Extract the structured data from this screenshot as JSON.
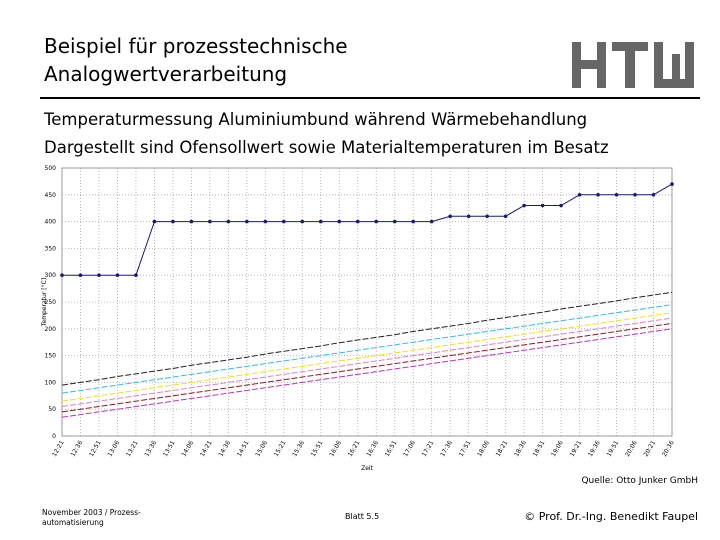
{
  "header": {
    "title_lines": [
      "Beispiel für prozesstechnische",
      "Analogwertverarbeitung"
    ],
    "subtitle_lines": [
      "Temperaturmessung Aluminiumbund während Wärmebehandlung",
      "Dargestellt sind Ofensollwert sowie Materialtemperaturen im Besatz"
    ]
  },
  "chart_data": {
    "type": "line",
    "y_label": "Temperatur [°C]",
    "x_label": "Zeit",
    "categories": [
      "12:21",
      "12:36",
      "12:51",
      "13:06",
      "13:21",
      "13:36",
      "13:51",
      "14:06",
      "14:21",
      "14:36",
      "14:51",
      "15:06",
      "15:21",
      "15:36",
      "15:51",
      "16:06",
      "16:21",
      "16:36",
      "16:51",
      "17:06",
      "17:21",
      "17:36",
      "17:51",
      "18:06",
      "18:21",
      "18:36",
      "18:51",
      "19:06",
      "19:21",
      "19:36",
      "19:51",
      "20:06",
      "20:21",
      "20:36"
    ],
    "ylim": [
      0,
      500
    ],
    "yticks": [
      0,
      50,
      100,
      150,
      200,
      250,
      300,
      350,
      400,
      450,
      500
    ],
    "grid": true,
    "series": [
      {
        "color": "#1a1a7a",
        "markers": true,
        "values": [
          300,
          300,
          300,
          300,
          300,
          400,
          400,
          400,
          400,
          400,
          400,
          400,
          400,
          400,
          400,
          400,
          400,
          400,
          400,
          400,
          400,
          410,
          410,
          410,
          410,
          430,
          430,
          430,
          450,
          450,
          450,
          450,
          450,
          470
        ]
      },
      {
        "color": "#222222",
        "values": [
          95,
          100,
          105,
          111,
          116,
          121,
          126,
          132,
          137,
          142,
          147,
          153,
          158,
          163,
          168,
          174,
          179,
          184,
          189,
          195,
          200,
          205,
          210,
          216,
          221,
          226,
          231,
          237,
          242,
          247,
          252,
          258,
          263,
          268
        ]
      },
      {
        "color": "#33bbee",
        "values": [
          80,
          85,
          90,
          95,
          100,
          105,
          110,
          115,
          120,
          125,
          130,
          135,
          140,
          145,
          150,
          155,
          160,
          165,
          170,
          175,
          180,
          185,
          190,
          195,
          200,
          205,
          210,
          215,
          220,
          225,
          230,
          235,
          240,
          245
        ]
      },
      {
        "color": "#f0e020",
        "values": [
          65,
          70,
          75,
          80,
          85,
          90,
          95,
          100,
          105,
          110,
          115,
          120,
          125,
          130,
          135,
          140,
          145,
          150,
          155,
          160,
          165,
          170,
          175,
          180,
          185,
          190,
          195,
          200,
          205,
          210,
          215,
          220,
          225,
          230
        ]
      },
      {
        "color": "#e080c0",
        "values": [
          55,
          60,
          65,
          70,
          75,
          80,
          85,
          90,
          95,
          100,
          105,
          110,
          115,
          120,
          125,
          130,
          135,
          140,
          145,
          150,
          155,
          160,
          165,
          170,
          175,
          180,
          185,
          190,
          195,
          200,
          205,
          210,
          215,
          220
        ]
      },
      {
        "color": "#8b1a1a",
        "values": [
          45,
          50,
          55,
          60,
          65,
          70,
          75,
          80,
          85,
          90,
          95,
          100,
          105,
          110,
          115,
          120,
          125,
          130,
          135,
          140,
          145,
          150,
          155,
          160,
          165,
          170,
          175,
          180,
          185,
          190,
          195,
          200,
          205,
          210
        ]
      },
      {
        "color": "#c030c0",
        "values": [
          35,
          40,
          45,
          50,
          55,
          60,
          65,
          70,
          75,
          80,
          85,
          90,
          95,
          100,
          105,
          110,
          115,
          120,
          125,
          130,
          135,
          140,
          145,
          150,
          155,
          160,
          165,
          170,
          175,
          180,
          185,
          190,
          195,
          200
        ]
      }
    ]
  },
  "footer": {
    "source": "Quelle: Otto Junker GmbH",
    "date_lines": [
      "November 2003 / Prozess-",
      "automatisierung"
    ],
    "page": "Blatt 5.5",
    "author": "© Prof. Dr.-Ing. Benedikt Faupel"
  }
}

**WHAT THE EXERCISE ASKS:** Omit the pictures and restate the rest of the records verbatim.

**IN RESPONSE:**
Extract the structured data from this screenshot as JSON.
{
  "header": {
    "title_lines": [
      "Beispiel für prozesstechnische",
      "Analogwertverarbeitung"
    ],
    "subtitle_lines": [
      "Temperaturmessung Aluminiumbund während Wärmebehandlung",
      "Dargestellt sind Ofensollwert sowie Materialtemperaturen im Besatz"
    ]
  },
  "chart_data": {
    "type": "line",
    "y_label": "Temperatur [°C]",
    "x_label": "Zeit",
    "categories": [
      "12:21",
      "12:36",
      "12:51",
      "13:06",
      "13:21",
      "13:36",
      "13:51",
      "14:06",
      "14:21",
      "14:36",
      "14:51",
      "15:06",
      "15:21",
      "15:36",
      "15:51",
      "16:06",
      "16:21",
      "16:36",
      "16:51",
      "17:06",
      "17:21",
      "17:36",
      "17:51",
      "18:06",
      "18:21",
      "18:36",
      "18:51",
      "19:06",
      "19:21",
      "19:36",
      "19:51",
      "20:06",
      "20:21",
      "20:36"
    ],
    "ylim": [
      0,
      500
    ],
    "yticks": [
      0,
      50,
      100,
      150,
      200,
      250,
      300,
      350,
      400,
      450,
      500
    ],
    "grid": true,
    "series": [
      {
        "color": "#1a1a7a",
        "markers": true,
        "values": [
          300,
          300,
          300,
          300,
          300,
          400,
          400,
          400,
          400,
          400,
          400,
          400,
          400,
          400,
          400,
          400,
          400,
          400,
          400,
          400,
          400,
          410,
          410,
          410,
          410,
          430,
          430,
          430,
          450,
          450,
          450,
          450,
          450,
          470
        ]
      },
      {
        "color": "#222222",
        "values": [
          95,
          100,
          105,
          111,
          116,
          121,
          126,
          132,
          137,
          142,
          147,
          153,
          158,
          163,
          168,
          174,
          179,
          184,
          189,
          195,
          200,
          205,
          210,
          216,
          221,
          226,
          231,
          237,
          242,
          247,
          252,
          258,
          263,
          268
        ]
      },
      {
        "color": "#33bbee",
        "values": [
          80,
          85,
          90,
          95,
          100,
          105,
          110,
          115,
          120,
          125,
          130,
          135,
          140,
          145,
          150,
          155,
          160,
          165,
          170,
          175,
          180,
          185,
          190,
          195,
          200,
          205,
          210,
          215,
          220,
          225,
          230,
          235,
          240,
          245
        ]
      },
      {
        "color": "#f0e020",
        "values": [
          65,
          70,
          75,
          80,
          85,
          90,
          95,
          100,
          105,
          110,
          115,
          120,
          125,
          130,
          135,
          140,
          145,
          150,
          155,
          160,
          165,
          170,
          175,
          180,
          185,
          190,
          195,
          200,
          205,
          210,
          215,
          220,
          225,
          230
        ]
      },
      {
        "color": "#e080c0",
        "values": [
          55,
          60,
          65,
          70,
          75,
          80,
          85,
          90,
          95,
          100,
          105,
          110,
          115,
          120,
          125,
          130,
          135,
          140,
          145,
          150,
          155,
          160,
          165,
          170,
          175,
          180,
          185,
          190,
          195,
          200,
          205,
          210,
          215,
          220
        ]
      },
      {
        "color": "#8b1a1a",
        "values": [
          45,
          50,
          55,
          60,
          65,
          70,
          75,
          80,
          85,
          90,
          95,
          100,
          105,
          110,
          115,
          120,
          125,
          130,
          135,
          140,
          145,
          150,
          155,
          160,
          165,
          170,
          175,
          180,
          185,
          190,
          195,
          200,
          205,
          210
        ]
      },
      {
        "color": "#c030c0",
        "values": [
          35,
          40,
          45,
          50,
          55,
          60,
          65,
          70,
          75,
          80,
          85,
          90,
          95,
          100,
          105,
          110,
          115,
          120,
          125,
          130,
          135,
          140,
          145,
          150,
          155,
          160,
          165,
          170,
          175,
          180,
          185,
          190,
          195,
          200
        ]
      }
    ]
  },
  "footer": {
    "source": "Quelle: Otto Junker GmbH",
    "date_lines": [
      "November 2003 / Prozess-",
      "automatisierung"
    ],
    "page": "Blatt 5.5",
    "author": "© Prof. Dr.-Ing. Benedikt Faupel"
  }
}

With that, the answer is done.